* [What to work on]: Gather the lines from the material that contain "срок".

(Extracted records)
--------------------

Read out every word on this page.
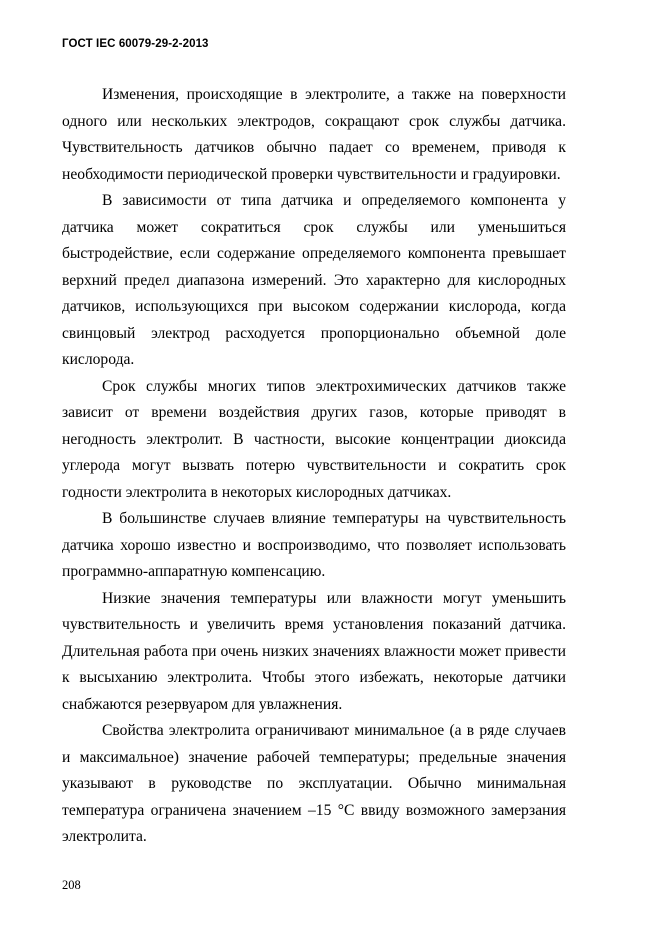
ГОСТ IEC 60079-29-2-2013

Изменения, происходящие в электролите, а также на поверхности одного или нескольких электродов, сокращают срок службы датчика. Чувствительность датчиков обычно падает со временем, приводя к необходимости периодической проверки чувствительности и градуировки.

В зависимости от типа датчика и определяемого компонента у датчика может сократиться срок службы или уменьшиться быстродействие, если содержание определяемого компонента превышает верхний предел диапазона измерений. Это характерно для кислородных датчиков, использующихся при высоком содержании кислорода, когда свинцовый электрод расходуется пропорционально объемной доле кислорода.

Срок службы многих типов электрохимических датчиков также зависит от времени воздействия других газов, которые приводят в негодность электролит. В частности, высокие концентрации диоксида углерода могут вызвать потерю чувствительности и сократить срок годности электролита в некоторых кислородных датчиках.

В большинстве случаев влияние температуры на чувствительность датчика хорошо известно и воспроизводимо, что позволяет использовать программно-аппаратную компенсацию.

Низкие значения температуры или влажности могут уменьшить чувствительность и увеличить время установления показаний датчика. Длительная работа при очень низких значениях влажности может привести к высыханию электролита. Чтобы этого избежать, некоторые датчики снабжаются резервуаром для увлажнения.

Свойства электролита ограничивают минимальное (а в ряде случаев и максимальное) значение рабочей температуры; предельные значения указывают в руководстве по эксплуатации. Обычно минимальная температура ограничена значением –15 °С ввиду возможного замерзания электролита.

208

--------------------

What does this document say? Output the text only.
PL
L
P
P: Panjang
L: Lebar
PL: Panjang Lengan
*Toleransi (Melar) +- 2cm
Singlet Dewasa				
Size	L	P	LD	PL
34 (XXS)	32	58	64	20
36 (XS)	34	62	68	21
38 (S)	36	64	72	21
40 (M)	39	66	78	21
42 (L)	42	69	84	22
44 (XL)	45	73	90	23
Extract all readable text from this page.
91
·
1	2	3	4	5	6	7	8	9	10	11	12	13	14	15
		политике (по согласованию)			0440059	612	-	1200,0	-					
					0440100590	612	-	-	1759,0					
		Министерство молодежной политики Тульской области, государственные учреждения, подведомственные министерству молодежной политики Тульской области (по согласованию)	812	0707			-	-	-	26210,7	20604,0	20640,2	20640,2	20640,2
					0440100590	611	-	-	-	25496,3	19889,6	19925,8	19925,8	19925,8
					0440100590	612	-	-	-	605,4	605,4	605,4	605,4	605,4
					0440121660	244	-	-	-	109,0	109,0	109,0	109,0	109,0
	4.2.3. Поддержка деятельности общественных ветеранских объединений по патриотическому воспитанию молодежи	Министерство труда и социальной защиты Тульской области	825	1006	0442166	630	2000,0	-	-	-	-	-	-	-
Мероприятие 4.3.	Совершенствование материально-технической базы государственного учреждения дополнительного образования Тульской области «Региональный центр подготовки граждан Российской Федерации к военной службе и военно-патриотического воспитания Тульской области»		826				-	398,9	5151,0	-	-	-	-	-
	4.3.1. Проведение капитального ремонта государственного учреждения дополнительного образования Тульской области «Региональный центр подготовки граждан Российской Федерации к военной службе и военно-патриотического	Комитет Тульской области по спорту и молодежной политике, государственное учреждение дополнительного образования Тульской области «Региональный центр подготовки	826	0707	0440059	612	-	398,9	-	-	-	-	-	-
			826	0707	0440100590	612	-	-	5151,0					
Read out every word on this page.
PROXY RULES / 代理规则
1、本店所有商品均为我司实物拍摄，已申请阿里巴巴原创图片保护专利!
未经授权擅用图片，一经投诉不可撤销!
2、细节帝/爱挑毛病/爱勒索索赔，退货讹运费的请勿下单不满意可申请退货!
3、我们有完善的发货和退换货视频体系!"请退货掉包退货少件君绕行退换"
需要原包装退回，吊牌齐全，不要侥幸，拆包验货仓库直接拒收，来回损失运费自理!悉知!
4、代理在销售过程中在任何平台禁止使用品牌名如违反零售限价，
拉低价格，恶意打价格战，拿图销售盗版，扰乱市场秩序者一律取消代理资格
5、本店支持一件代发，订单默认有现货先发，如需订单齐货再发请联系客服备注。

--------------------

* [Expected answer]:
Изменения, происходящие в электролите, а также на поверхности одного или нескольких электродов, сокращают срок службы датчика. Чувствительность датчиков обычно падает со временем, приводя к необходимости периодической проверки чувствительности и градуировки.
В зависимости от типа датчика и определяемого компонента у датчика может сократиться срок службы или уменьшиться быстродействие, если содержание определяемого компонента превышает верхний предел диапазона измерений. Это характерно для кислородных датчиков, использующихся при высоком содержании кислорода, когда свинцовый электрод расходуется пропорционально объемной доле кислорода.
Срок службы многих типов электрохимических датчиков также зависит от времени воздействия других газов, которые приводят в негодность электролит. В частности, высокие концентрации диоксида углерода могут вызвать потерю чувствительности и сократить срок годности электролита в некоторых кислородных датчиках.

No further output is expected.